Entrevue père-fils: Buddy Ford Jr & Edward Buddy Ford Sr.
- Entrevue Isa More Photos Jesse L.
- 19 oct. 2015
- 9 min de lecture

GMX : Lequel de vous deux a gagné le plus de courses et dans quels sports motorisés?
EBF : À 82 ans, je pense que c’est moi. Ce serait en karting que j'ai gagné le plus de courses, je pouvais courser trois fois par weekend en Ontario, mon lieu de travail. Je gagnais tout le temps car il ne fallait jamais qu'il y en ait un en avant de moi. Je vivais pour courser, j’ai dépensé une fortune pour courser et pour faire courser mon fils Buddy, mais j’adorais ça.
BF : Difficile à dire car on n’a pas gardé de livre des minutes (rires), mais ça doit être sûrement mon père (Dad), qu'on appelle aussi Steady Eddy. Je ne pensais pas qu’il en avait gagné autant. Ce n’est pas un bavard, ni un vantard, il faut lui en parler pour qu’il en parle. C'était une star en Ontario dans le monde du karting. Dad, comme une petite minorité d’amis l’appellent, a commencé à courser en 1951 et il a arrêté en 1969. Il a été champion canadien Go Kart (100cc 2 temps), champion canadien Slot Car (Auto Miniature), champion de la Mauricie en Dirt Track (à plusieurs reprises), champion canadien Road Race (1954). Dans ces quatre disciplines, il a couru partout au Québec, au Canada et aux États-Unis et ceci parfois plusieurs fois par semaine. C’était un mécanicien hors pair, c’est lui qui touchait à toute sa mécanique. Le kart et les motos se réparaient dans la chambre de motel. Parfois, dans ce temps-là, il allait à l’évènement avec la moto avec laquelle il coursait. Il a passé plusieurs nuits, des semaines et même des mois à vivre dans son auto. Moi, je n'en ai pas gagné énormément des courses, mais ma persévérance, mon entrainement et l’aide de mon père m’ont permis d’en gagner quelques-unes, 10 ou 20 peut-être, je ne sais pas, mais pas dans les centaines comme mon père, ou même comme mon fils Shawn. J’ai été Champion Provincial Motocross Junior et Intermédiaire à mes 2 premières saisons et les autres, je ne m’en souviens pas (rires). Supermoto Mayhem at the Morongo, celle-là je m’en souviens, on avait fait un voyage en Californie avec Maxime Sylvestre, Brandon White, Serge Grégoire et Gilles Pepin. C’est comme si j’avais gagné le Championnat du Monde à mes yeux (rires); j’ai battu tous les Vétérans, on devait être trente sur la ligne et la remise des prix était dans le casino après, toute une aventure! Le Motorisé Fun Mover qu’on a ramené au centre de location était du pour un nettoyage, on lavait les filtres dans le lavabo et dans le bain. Quand Grégoire a vu ça, il a dit: On couche a l’hôtel. Un gros merci à Doug Dubach pour le bike et Mike de Factory Connection pour la suspension. Mon prochain voyage de bike sera soit le Baja 250 ou Pikes Peak au Colorado… Sinon, ma victoire à X Town en 2015, c'était tout un feeling.

Vos tâches:
• A. Réécrivez le passage de l'entrevue allant de "Entrevue père-fils: Buddy" à "mais j’adorais ça.", en y remplaçant "karting" par "go-kart".
• B. Répondez à ces questions à partir de l'entrevue :
(i) Quel âge a Edward Buddy Ford Sr?
(ii) En quelle année a-t-il commencé à courser, et en quelle année a-t-il arrêté?
(iii) En quelle année Buddy Ford Jr a-t-il remporté sa victoire à X Town?
• C. Résumez l'entrevue en deux phrases.

Données fournies:

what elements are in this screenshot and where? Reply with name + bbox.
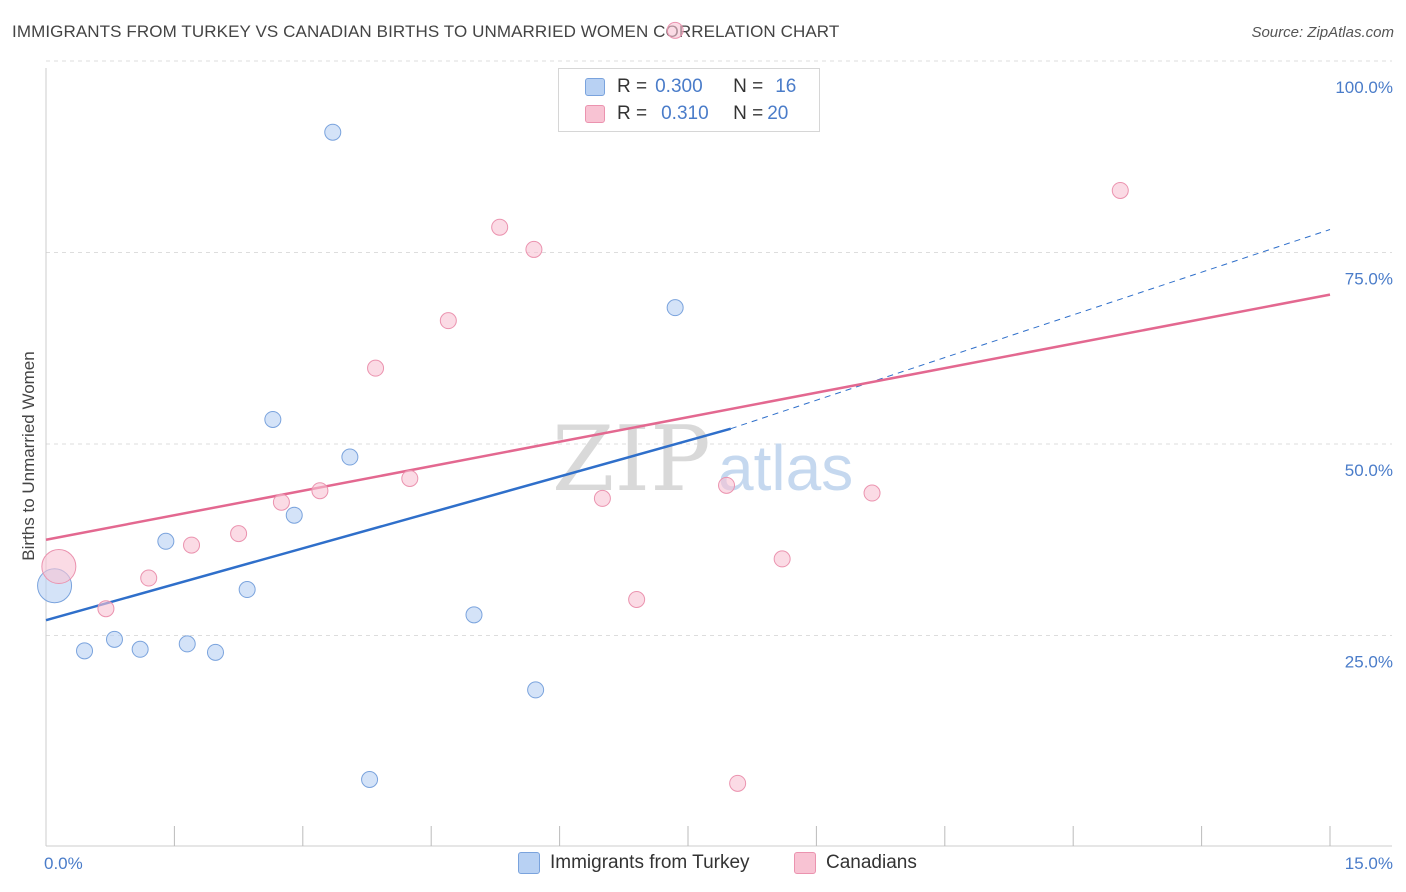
- trend-layer: [45, 229, 1331, 622]
- legend-n-value: 20: [767, 102, 789, 124]
- data-point-turkey: [76, 642, 94, 660]
- data-point-turkey: [178, 635, 196, 653]
- data-point-canadians: [628, 590, 646, 608]
- legend-swatch-blue: [585, 77, 605, 96]
- trend-line-canadians: [45, 293, 1331, 541]
- data-point-canadians: [311, 482, 329, 500]
- bottom-legend-label: Canadians: [826, 852, 917, 873]
- data-point-canadians: [367, 359, 385, 377]
- y-tick-label: 100.0%: [1335, 78, 1393, 97]
- data-point-turkey: [361, 771, 379, 789]
- trend-line-turkey: [45, 427, 732, 622]
- legend-n-value: 16: [775, 75, 797, 97]
- axes-layer: [45, 68, 1392, 847]
- data-point-canadians: [401, 469, 419, 487]
- data-point-canadians: [183, 536, 201, 554]
- data-point-canadians: [140, 569, 158, 587]
- data-point-canadians: [593, 489, 611, 507]
- watermark: ZIP atlas: [552, 407, 853, 512]
- legend-r-value: 0.310: [661, 102, 709, 124]
- grid-layer: [46, 60, 1392, 636]
- trend-line-turkey-extrapolated: [730, 229, 1331, 430]
- bottom-legend-swatch-blue: [518, 852, 540, 874]
- data-point-canadians: [863, 484, 881, 502]
- x-tick-label: 0.0%: [44, 854, 83, 873]
- data-point-canadians: [97, 600, 115, 618]
- legend-row-canadians: R = 0.310 N = 20: [559, 100, 788, 127]
- bottom-legend-label: Immigrants from Turkey: [550, 852, 750, 873]
- data-point-canadians: [230, 525, 248, 543]
- correlation-legend: R = 0.300 N = 16 R = 0.310 N = 20: [558, 68, 820, 132]
- data-point-canadians: [41, 549, 77, 585]
- data-point-canadians: [439, 312, 457, 330]
- chart-title: IMMIGRANTS FROM TURKEY VS CANADIAN BIRTH…: [12, 22, 840, 41]
- legend-n-label: N =: [733, 75, 764, 97]
- legend-n-label: N =: [733, 102, 764, 124]
- data-point-turkey: [666, 299, 684, 317]
- y-axis-label: Births to Unmarried Women: [19, 351, 38, 560]
- data-point-canadians: [718, 476, 736, 494]
- data-point-canadians: [1111, 181, 1129, 199]
- data-point-turkey: [465, 606, 483, 624]
- legend-r-label: R =: [617, 75, 648, 97]
- data-point-canadians: [491, 218, 509, 236]
- data-point-canadians: [525, 240, 543, 258]
- legend-r-value: 0.300: [655, 75, 703, 97]
- legend-swatch-pink: [585, 104, 605, 123]
- data-point-canadians: [272, 493, 290, 511]
- y-tick-label: 50.0%: [1345, 461, 1393, 480]
- points-layer: [37, 21, 1129, 792]
- watermark-zip: ZIP: [552, 407, 711, 512]
- data-point-canadians: [773, 550, 791, 568]
- x-tick-label: 15.0%: [1345, 854, 1393, 873]
- bottom-legend-canadians: Canadians: [794, 852, 917, 874]
- watermark-atlas: atlas: [718, 432, 853, 504]
- data-point-turkey: [157, 532, 175, 550]
- data-point-turkey: [324, 123, 342, 141]
- data-point-canadians: [666, 21, 684, 39]
- data-point-turkey: [206, 643, 224, 661]
- data-point-canadians: [729, 774, 747, 792]
- data-point-turkey: [105, 630, 123, 648]
- data-point-turkey: [238, 581, 256, 599]
- y-tick-label: 75.0%: [1345, 270, 1393, 289]
- ticks-layer: 25.0% 50.0% 75.0% 100.0% 0.0% 15.0%: [44, 78, 1393, 873]
- legend-row-turkey: R = 0.300 N = 16: [559, 73, 796, 100]
- source-label: Source: ZipAtlas.com: [1251, 24, 1394, 41]
- bottom-legend-swatch-pink: [794, 852, 816, 874]
- data-point-turkey: [264, 410, 282, 428]
- bottom-legend-turkey: Immigrants from Turkey: [518, 852, 750, 874]
- y-tick-label: 25.0%: [1345, 653, 1393, 672]
- data-point-turkey: [285, 506, 303, 524]
- data-point-turkey: [527, 681, 545, 699]
- data-point-turkey: [131, 640, 149, 658]
- legend-r-label: R =: [617, 102, 648, 124]
- data-point-turkey: [341, 448, 359, 466]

Solutions des tâches:
• A.
Entrevue père-fils: Buddy Ford Jr & Edward Buddy Ford Sr.
- Entrevue Isa More Photos Jesse L.
- 19 oct. 2015
- 9 min de lecture

GMX : Lequel de vous deux a gagné le plus de courses et dans quels sports motorisés?
EBF : À 82 ans, je pense que c’est moi. Ce serait en go-kart que j'ai gagné le plus de courses, je pouvais courser trois fois par weekend en Ontario, mon lieu de travail. Je gagnais tout le temps car il ne fallait jamais qu'il y en ait un en avant de moi. Je vivais pour courser, j’ai dépensé une fortune pour courser et pour faire courser mon fils Buddy, mais j’adorais ça.

• B.
(i) 82 ans.
(ii) Il a commencé en 1951 et a arrêté en 1969.
(iii) En 2015.

• C. Edward Buddy Ford Sr, 82 ans, et son fils Buddy Ford Jr s'entendent pour dire que c'est le père qui a gagné le plus de courses, surtout en karting : il a couru de 1951 à 1969 et remporté plusieurs titres canadiens. Buddy Ford Jr estime avoir gagné 10 ou 20 courses, dont les championnats provinciaux de motocross junior et intermédiaire, une course Supermoto en Californie où il a battu tous les vétérans, et une victoire à X Town en 2015.